[START OF Exercise material]

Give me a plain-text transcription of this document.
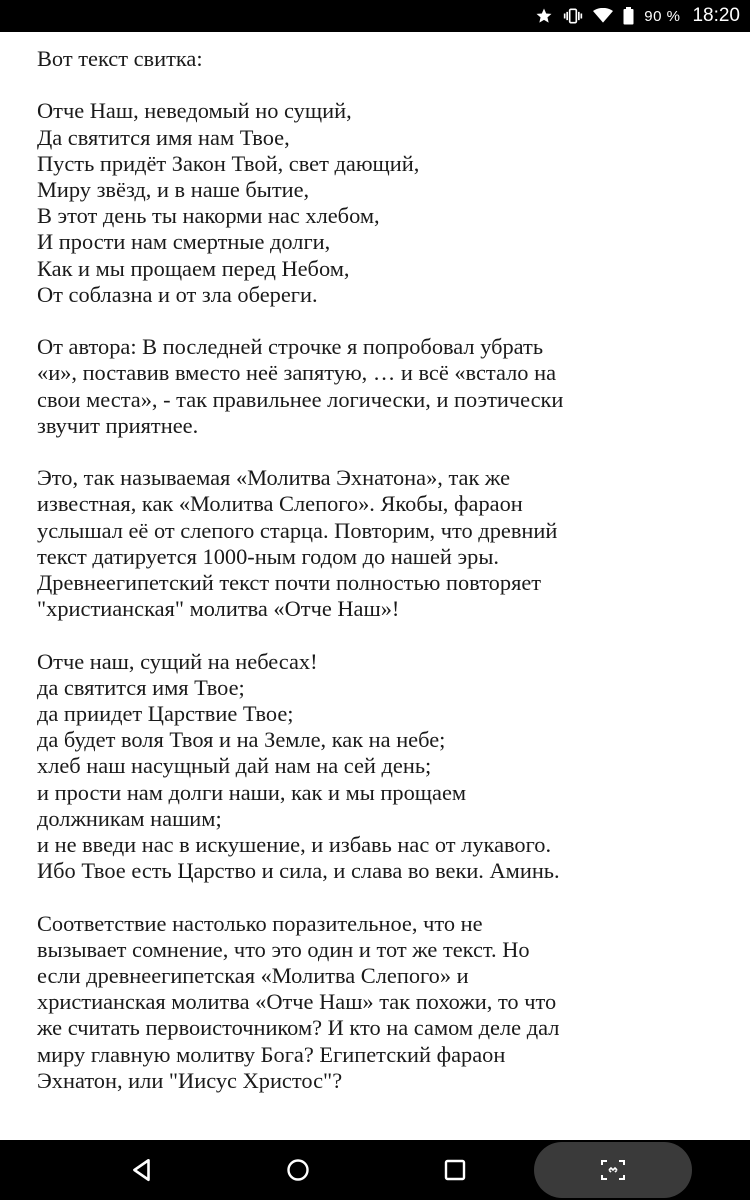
90 % 18:20
Вот текст свитка:
Отче Наш, неведомый но сущий,
Да святится имя нам Твое,
Пусть придёт Закон Твой, свет дающий,
Миру звёзд, и в наше бытие,
В этот день ты накорми нас хлебом,
И прости нам смертные долги,
Как и мы прощаем перед Небом,
От соблазна и от зла обереги.
От автора: В последней строчке я попробовал убрать
«и», поставив вместо неё запятую, … и всё «встало на
свои места», - так правильнее логически, и поэтически
звучит приятнее.
Это, так называемая «Молитва Эхнатона», так же
известная, как «Молитва Слепого». Якобы, фараон
услышал её от слепого старца. Повторим, что древний
текст датируется 1000-ным годом до нашей эры.
Древнеегипетский текст почти полностью повторяет
"христианская" молитва «Отче Наш»!
Отче наш, сущий на небесах!
да святится имя Твое;
да приидет Царствие Твое;
да будет воля Твоя и на Земле, как на небе;
хлеб наш насущный дай нам на сей день;
и прости нам долги наши, как и мы прощаем
должникам нашим;
и не введи нас в искушение, и избавь нас от лукавого.
Ибо Твое есть Царство и сила, и слава во веки. Аминь.
Соответствие настолько поразительное, что не
вызывает сомнение, что это один и тот же текст. Но
если древнеегипетская «Молитва Слепого» и
христианская молитва «Отче Наш» так похожи, то что
же считать первоисточником? И кто на самом деле дал
миру главную молитву Бога? Египетский фараон
Эхнатон, или "Иисус Христос"?
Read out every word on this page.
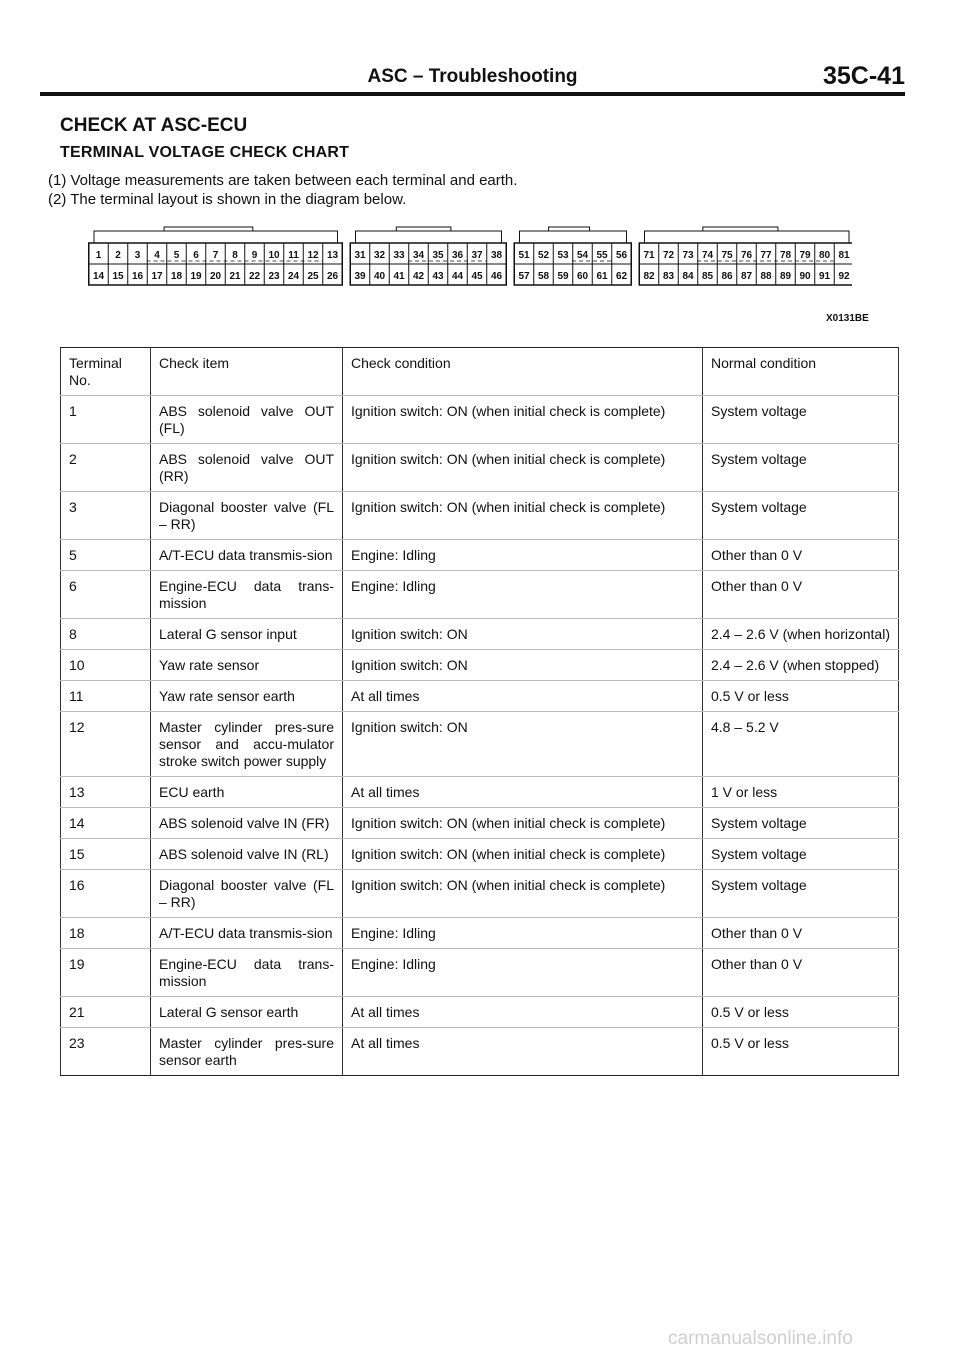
ASC – Troubleshooting	35C-41
CHECK AT ASC-ECU
TERMINAL VOLTAGE CHECK CHART
(1) Voltage measurements are taken between each terminal and earth.
(2) The terminal layout is shown in the diagram below.
1 2 3 4 5 6 7 8 9 10 11 12 13
14 15 16 17 18 19 20 21 22 23 24 25 26
31 32 33 34 35 36 37 38
39 40 41 42 43 44 45 46
51 52 53 54 55 56
57 58 59 60 61 62
71 72 73 74 75 76 77 78 79 80 81
82 83 84 85 86 87 88 89 90 91 92
X0131BE
Terminal No.	Check item	Check condition	Normal condition
1	ABS solenoid valve OUT (FL)	Ignition switch: ON (when initial check is complete)	System voltage
2	ABS solenoid valve OUT (RR)	Ignition switch: ON (when initial check is complete)	System voltage
3	Diagonal booster valve (FL – RR)	Ignition switch: ON (when initial check is complete)	System voltage
5	A/T-ECU data transmis-sion	Engine: Idling	Other than 0 V
6	Engine-ECU data trans-mission	Engine: Idling	Other than 0 V
8	Lateral G sensor input	Ignition switch: ON	2.4 – 2.6 V (when horizontal)
10	Yaw rate sensor	Ignition switch: ON	2.4 – 2.6 V (when stopped)
11	Yaw rate sensor earth	At all times	0.5 V or less
12	Master cylinder pres-sure sensor and accu-mulator stroke switch power supply	Ignition switch: ON	4.8 – 5.2 V
13	ECU earth	At all times	1 V or less
14	ABS solenoid valve IN (FR)	Ignition switch: ON (when initial check is complete)	System voltage
15	ABS solenoid valve IN (RL)	Ignition switch: ON (when initial check is complete)	System voltage
16	Diagonal booster valve (FL – RR)	Ignition switch: ON (when initial check is complete)	System voltage
18	A/T-ECU data transmis-sion	Engine: Idling	Other than 0 V
19	Engine-ECU data trans-mission	Engine: Idling	Other than 0 V
21	Lateral G sensor earth	At all times	0.5 V or less
23	Master cylinder pres-sure sensor earth	At all times	0.5 V or less
carmanualsonline.info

[END OF Exercise material]

**Short exercise**
Copy out the records above in full, exactly as written, but not the pictures.

**Correct answer**
Give me a plain-text transcription of this document.
90 % 18:20
Вот текст свитка:
Отче Наш, неведомый но сущий,
Да святится имя нам Твое,
Пусть придёт Закон Твой, свет дающий,
Миру звёзд, и в наше бытие,
В этот день ты накорми нас хлебом,
И прости нам смертные долги,
Как и мы прощаем перед Небом,
От соблазна и от зла обереги.
От автора: В последней строчке я попробовал убрать
«и», поставив вместо неё запятую, … и всё «встало на
свои места», - так правильнее логически, и поэтически
звучит приятнее.
Это, так называемая «Молитва Эхнатона», так же
известная, как «Молитва Слепого». Якобы, фараон
услышал её от слепого старца. Повторим, что древний
текст датируется 1000-ным годом до нашей эры.
Древнеегипетский текст почти полностью повторяет
"христианская" молитва «Отче Наш»!
Отче наш, сущий на небесах!
да святится имя Твое;
да приидет Царствие Твое;
да будет воля Твоя и на Земле, как на небе;
хлеб наш насущный дай нам на сей день;
и прости нам долги наши, как и мы прощаем
должникам нашим;
и не введи нас в искушение, и избавь нас от лукавого.
Ибо Твое есть Царство и сила, и слава во веки. Аминь.
Соответствие настолько поразительное, что не
вызывает сомнение, что это один и тот же текст. Но
если древнеегипетская «Молитва Слепого» и
христианская молитва «Отче Наш» так похожи, то что
же считать первоисточником? И кто на самом деле дал
миру главную молитву Бога? Египетский фараон
Эхнатон, или "Иисус Христос"?
Read out every word on this page.
ASC – Troubleshooting	35C-41
CHECK AT ASC-ECU
TERMINAL VOLTAGE CHECK CHART
(1) Voltage measurements are taken between each terminal and earth.
(2) The terminal layout is shown in the diagram below.
1 2 3 4 5 6 7 8 9 10 11 12 13
14 15 16 17 18 19 20 21 22 23 24 25 26
31 32 33 34 35 36 37 38
39 40 41 42 43 44 45 46
51 52 53 54 55 56
57 58 59 60 61 62
71 72 73 74 75 76 77 78 79 80 81
82 83 84 85 86 87 88 89 90 91 92
X0131BE
Terminal No.	Check item	Check condition	Normal condition
1	ABS solenoid valve OUT (FL)	Ignition switch: ON (when initial check is complete)	System voltage
2	ABS solenoid valve OUT (RR)	Ignition switch: ON (when initial check is complete)	System voltage
3	Diagonal booster valve (FL – RR)	Ignition switch: ON (when initial check is complete)	System voltage
5	A/T-ECU data transmis-sion	Engine: Idling	Other than 0 V
6	Engine-ECU data trans-mission	Engine: Idling	Other than 0 V
8	Lateral G sensor input	Ignition switch: ON	2.4 – 2.6 V (when horizontal)
10	Yaw rate sensor	Ignition switch: ON	2.4 – 2.6 V (when stopped)
11	Yaw rate sensor earth	At all times	0.5 V or less
12	Master cylinder pres-sure sensor and accu-mulator stroke switch power supply	Ignition switch: ON	4.8 – 5.2 V
13	ECU earth	At all times	1 V or less
14	ABS solenoid valve IN (FR)	Ignition switch: ON (when initial check is complete)	System voltage
15	ABS solenoid valve IN (RL)	Ignition switch: ON (when initial check is complete)	System voltage
16	Diagonal booster valve (FL – RR)	Ignition switch: ON (when initial check is complete)	System voltage
18	A/T-ECU data transmis-sion	Engine: Idling	Other than 0 V
19	Engine-ECU data trans-mission	Engine: Idling	Other than 0 V
21	Lateral G sensor earth	At all times	0.5 V or less
23	Master cylinder pres-sure sensor earth	At all times	0.5 V or less
carmanualsonline.info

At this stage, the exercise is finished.